== THE EXERCISE ==
Write out the records below word for word, please.

--- DATA FOR THIS EXERCISE ---

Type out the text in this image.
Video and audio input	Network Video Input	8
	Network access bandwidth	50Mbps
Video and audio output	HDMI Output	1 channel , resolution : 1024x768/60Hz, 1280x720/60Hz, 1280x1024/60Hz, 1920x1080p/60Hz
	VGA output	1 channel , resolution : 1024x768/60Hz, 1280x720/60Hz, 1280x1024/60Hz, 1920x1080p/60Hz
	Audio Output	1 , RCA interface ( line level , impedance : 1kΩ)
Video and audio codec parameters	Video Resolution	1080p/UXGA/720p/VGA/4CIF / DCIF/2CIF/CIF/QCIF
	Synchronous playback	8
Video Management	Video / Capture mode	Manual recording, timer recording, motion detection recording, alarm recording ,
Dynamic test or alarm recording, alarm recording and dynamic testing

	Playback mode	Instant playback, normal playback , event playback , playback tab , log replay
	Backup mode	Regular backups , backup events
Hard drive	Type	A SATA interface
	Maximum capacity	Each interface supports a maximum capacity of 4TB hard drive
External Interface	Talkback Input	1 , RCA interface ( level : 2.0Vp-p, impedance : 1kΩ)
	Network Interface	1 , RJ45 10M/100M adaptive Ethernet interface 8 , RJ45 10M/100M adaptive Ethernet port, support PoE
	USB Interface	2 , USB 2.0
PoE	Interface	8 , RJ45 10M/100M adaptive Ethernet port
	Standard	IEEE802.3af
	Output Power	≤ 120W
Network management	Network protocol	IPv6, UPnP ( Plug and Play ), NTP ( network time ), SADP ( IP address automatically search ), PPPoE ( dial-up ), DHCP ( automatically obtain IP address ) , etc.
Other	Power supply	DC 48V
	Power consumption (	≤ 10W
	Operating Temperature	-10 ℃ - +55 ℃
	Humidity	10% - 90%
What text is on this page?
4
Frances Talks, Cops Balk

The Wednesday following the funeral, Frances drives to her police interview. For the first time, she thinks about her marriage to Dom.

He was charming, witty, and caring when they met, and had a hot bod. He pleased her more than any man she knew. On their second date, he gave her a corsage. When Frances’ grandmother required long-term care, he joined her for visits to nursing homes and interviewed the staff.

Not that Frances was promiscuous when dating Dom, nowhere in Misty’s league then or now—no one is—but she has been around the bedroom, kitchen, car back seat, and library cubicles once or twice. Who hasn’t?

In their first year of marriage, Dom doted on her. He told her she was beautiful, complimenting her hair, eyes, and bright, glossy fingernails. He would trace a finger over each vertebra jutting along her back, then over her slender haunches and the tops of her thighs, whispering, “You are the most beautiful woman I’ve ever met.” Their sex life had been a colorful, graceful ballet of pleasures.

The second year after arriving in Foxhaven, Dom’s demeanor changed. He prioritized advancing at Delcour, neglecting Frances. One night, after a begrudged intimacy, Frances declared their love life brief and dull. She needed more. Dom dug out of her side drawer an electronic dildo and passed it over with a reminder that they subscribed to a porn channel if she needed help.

---

== WRITTEN ANSWER ==
Type out the text in this image.
Video and audio input	Network Video Input	8
	Network access bandwidth	50Mbps
Video and audio output	HDMI Output	1 channel , resolution : 1024x768/60Hz, 1280x720/60Hz, 1280x1024/60Hz, 1920x1080p/60Hz
	VGA output	1 channel , resolution : 1024x768/60Hz, 1280x720/60Hz, 1280x1024/60Hz, 1920x1080p/60Hz
	Audio Output	1 , RCA interface ( line level , impedance : 1kΩ)
Video and audio codec parameters	Video Resolution	1080p/UXGA/720p/VGA/4CIF / DCIF/2CIF/CIF/QCIF
	Synchronous playback	8
Video Management	Video / Capture mode	Manual recording, timer recording, motion detection recording, alarm recording ,
Dynamic test or alarm recording, alarm recording and dynamic testing

	Playback mode	Instant playback, normal playback , event playback , playback tab , log replay
	Backup mode	Regular backups , backup events
Hard drive	Type	A SATA interface
	Maximum capacity	Each interface supports a maximum capacity of 4TB hard drive
External Interface	Talkback Input	1 , RCA interface ( level : 2.0Vp-p, impedance : 1kΩ)
	Network Interface	1 , RJ45 10M/100M adaptive Ethernet interface 8 , RJ45 10M/100M adaptive Ethernet port, support PoE
	USB Interface	2 , USB 2.0
PoE	Interface	8 , RJ45 10M/100M adaptive Ethernet port
	Standard	IEEE802.3af
	Output Power	≤ 120W
Network management	Network protocol	IPv6, UPnP ( Plug and Play ), NTP ( network time ), SADP ( IP address automatically search ), PPPoE ( dial-up ), DHCP ( automatically obtain IP address ) , etc.
Other	Power supply	DC 48V
	Power consumption (	≤ 10W
	Operating Temperature	-10 ℃ - +55 ℃
	Humidity	10% - 90%
What text is on this page?
4
Frances Talks, Cops Balk

The Wednesday following the funeral, Frances drives to her police interview. For the first time, she thinks about her marriage to Dom.

He was charming, witty, and caring when they met, and had a hot bod. He pleased her more than any man she knew. On their second date, he gave her a corsage. When Frances’ grandmother required long-term care, he joined her for visits to nursing homes and interviewed the staff.

Not that Frances was promiscuous when dating Dom, nowhere in Misty’s league then or now—no one is—but she has been around the bedroom, kitchen, car back seat, and library cubicles once or twice. Who hasn’t?

In their first year of marriage, Dom doted on her. He told her she was beautiful, complimenting her hair, eyes, and bright, glossy fingernails. He would trace a finger over each vertebra jutting along her back, then over her slender haunches and the tops of her thighs, whispering, “You are the most beautiful woman I’ve ever met.” Their sex life had been a colorful, graceful ballet of pleasures.

The second year after arriving in Foxhaven, Dom’s demeanor changed. He prioritized advancing at Delcour, neglecting Frances. One night, after a begrudged intimacy, Frances declared their love life brief and dull. She needed more. Dom dug out of her side drawer an electronic dildo and passed it over with a reminder that they subscribed to a porn channel if she needed help.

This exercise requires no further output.